WHAT YOU WILL DO —
Give back the full listing verbatim, apart from its images.

Lines of data:

═══

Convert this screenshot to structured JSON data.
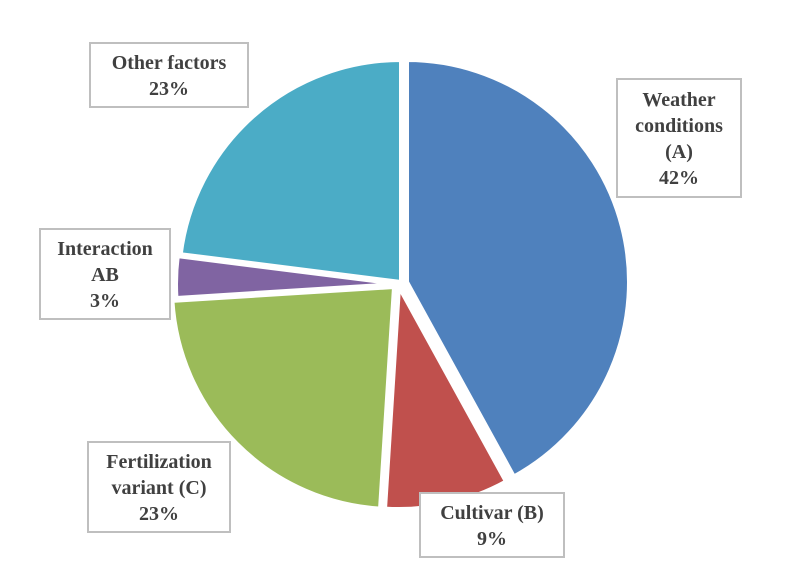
{
  "chart_data": {
    "type": "pie",
    "title": "",
    "start_angle_deg": 0,
    "direction": "clockwise",
    "slices": [
      {
        "name": "Weather conditions (A)",
        "value": 42,
        "label_lines": [
          "Weather",
          "conditions",
          "(A)",
          "42%"
        ],
        "color": "#4f81bd"
      },
      {
        "name": "Cultivar (B)",
        "value": 9,
        "label_lines": [
          "Cultivar (B)",
          "9%"
        ],
        "color": "#c0504d"
      },
      {
        "name": "Fertilization variant (C)",
        "value": 23,
        "label_lines": [
          "Fertilization",
          "variant (C)",
          "23%"
        ],
        "color": "#9bbb59"
      },
      {
        "name": "Interaction AB",
        "value": 3,
        "label_lines": [
          "Interaction",
          "AB",
          "3%"
        ],
        "color": "#8064a2"
      },
      {
        "name": "Other factors",
        "value": 23,
        "label_lines": [
          "Other factors",
          "23%"
        ],
        "color": "#4bacc6"
      }
    ],
    "legend": "none"
  }
}
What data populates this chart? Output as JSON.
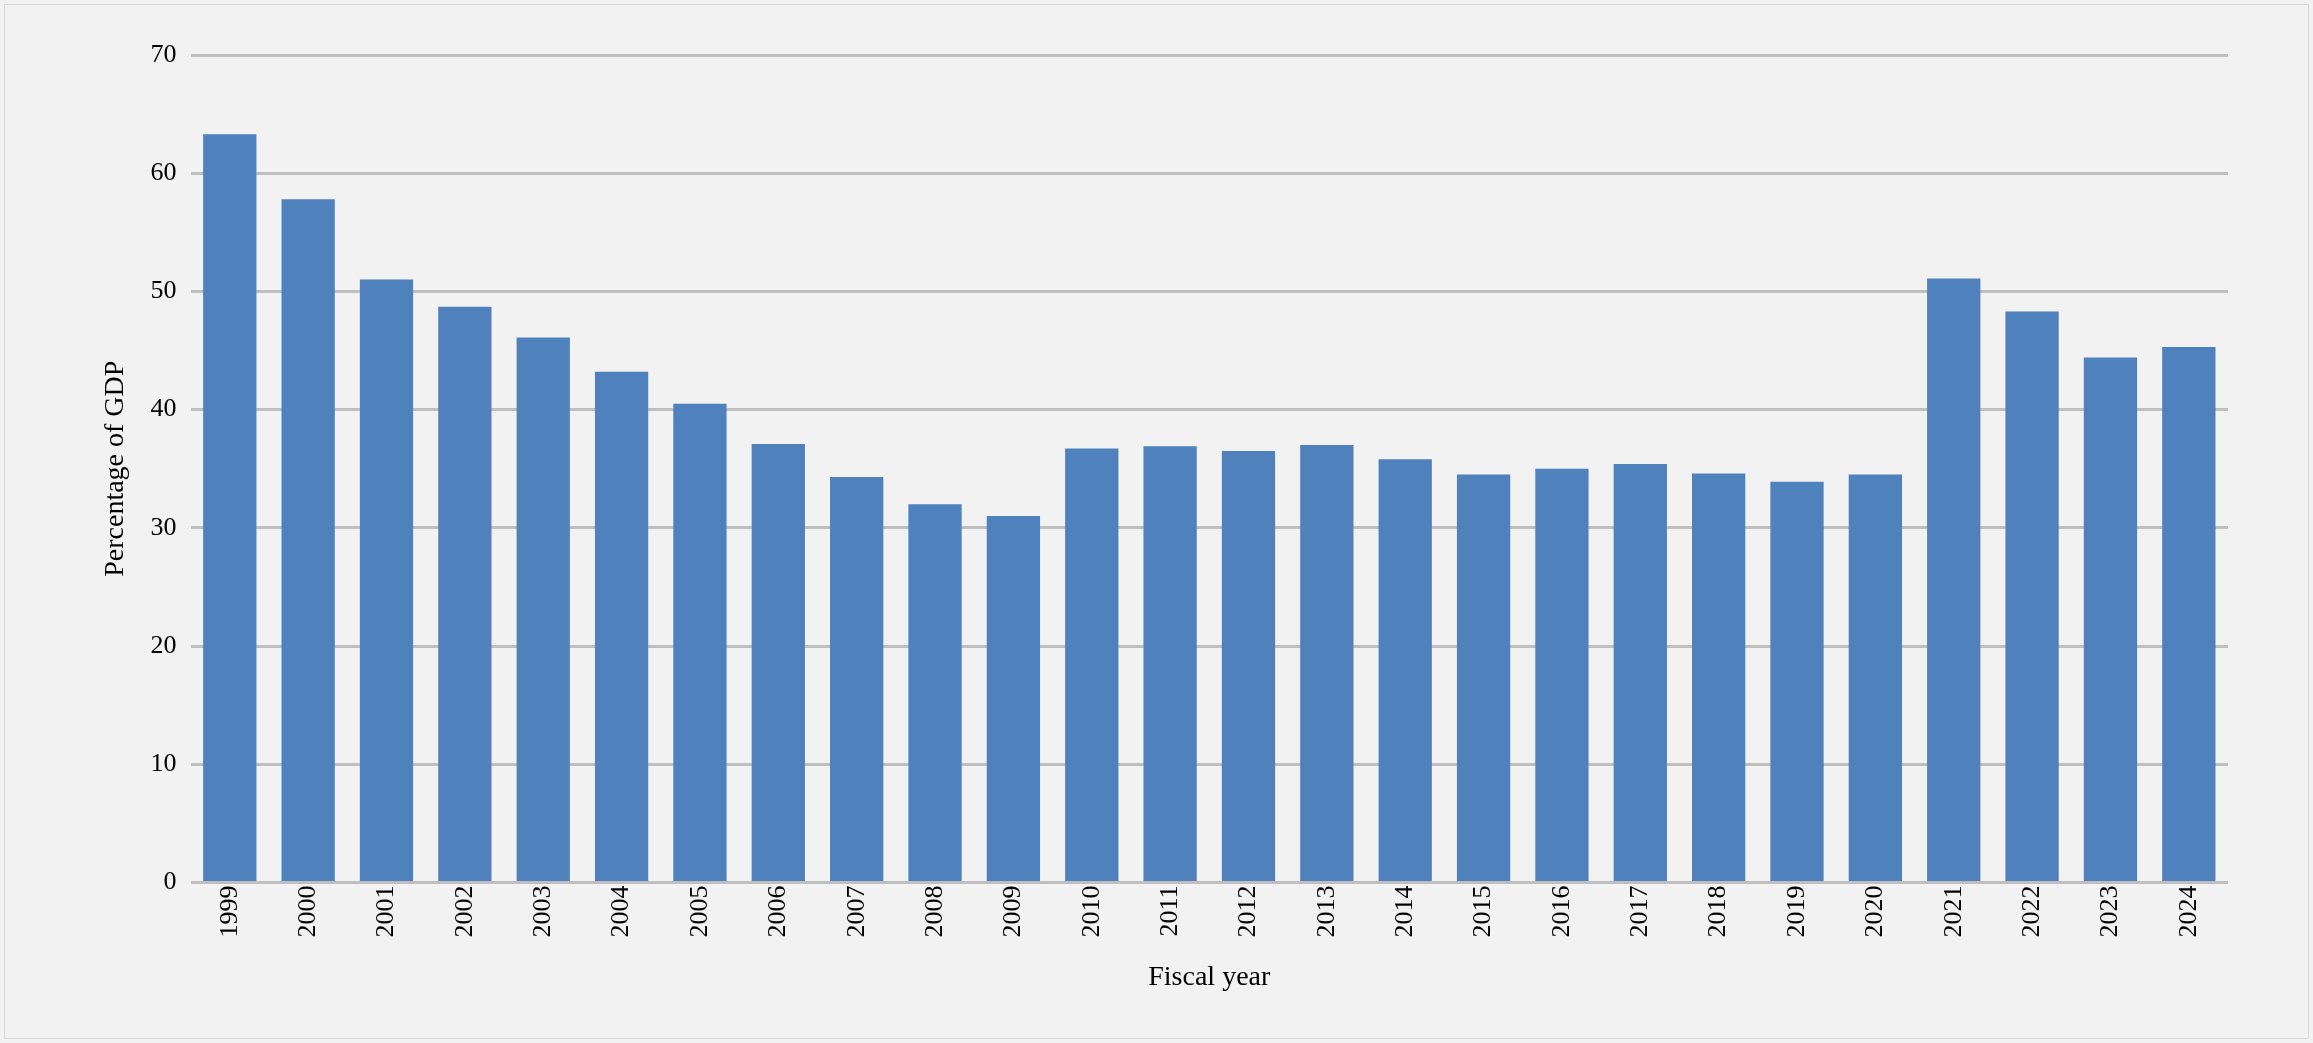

═══

TASK RESULT —
Convert this screenshot to structured JSON data.
{
  "chart_data": {
    "type": "pie",
    "title": "",
    "start_angle_deg": 0,
    "direction": "clockwise",
    "slices": [
      {
        "name": "Weather conditions (A)",
        "value": 42,
        "label_lines": [
          "Weather",
          "conditions",
          "(A)",
          "42%"
        ],
        "color": "#4f81bd"
      },
      {
        "name": "Cultivar (B)",
        "value": 9,
        "label_lines": [
          "Cultivar (B)",
          "9%"
        ],
        "color": "#c0504d"
      },
      {
        "name": "Fertilization variant (C)",
        "value": 23,
        "label_lines": [
          "Fertilization",
          "variant (C)",
          "23%"
        ],
        "color": "#9bbb59"
      },
      {
        "name": "Interaction AB",
        "value": 3,
        "label_lines": [
          "Interaction",
          "AB",
          "3%"
        ],
        "color": "#8064a2"
      },
      {
        "name": "Other factors",
        "value": 23,
        "label_lines": [
          "Other factors",
          "23%"
        ],
        "color": "#4bacc6"
      }
    ],
    "legend": "none"
  }
}
What data populates this chart? Output as JSON.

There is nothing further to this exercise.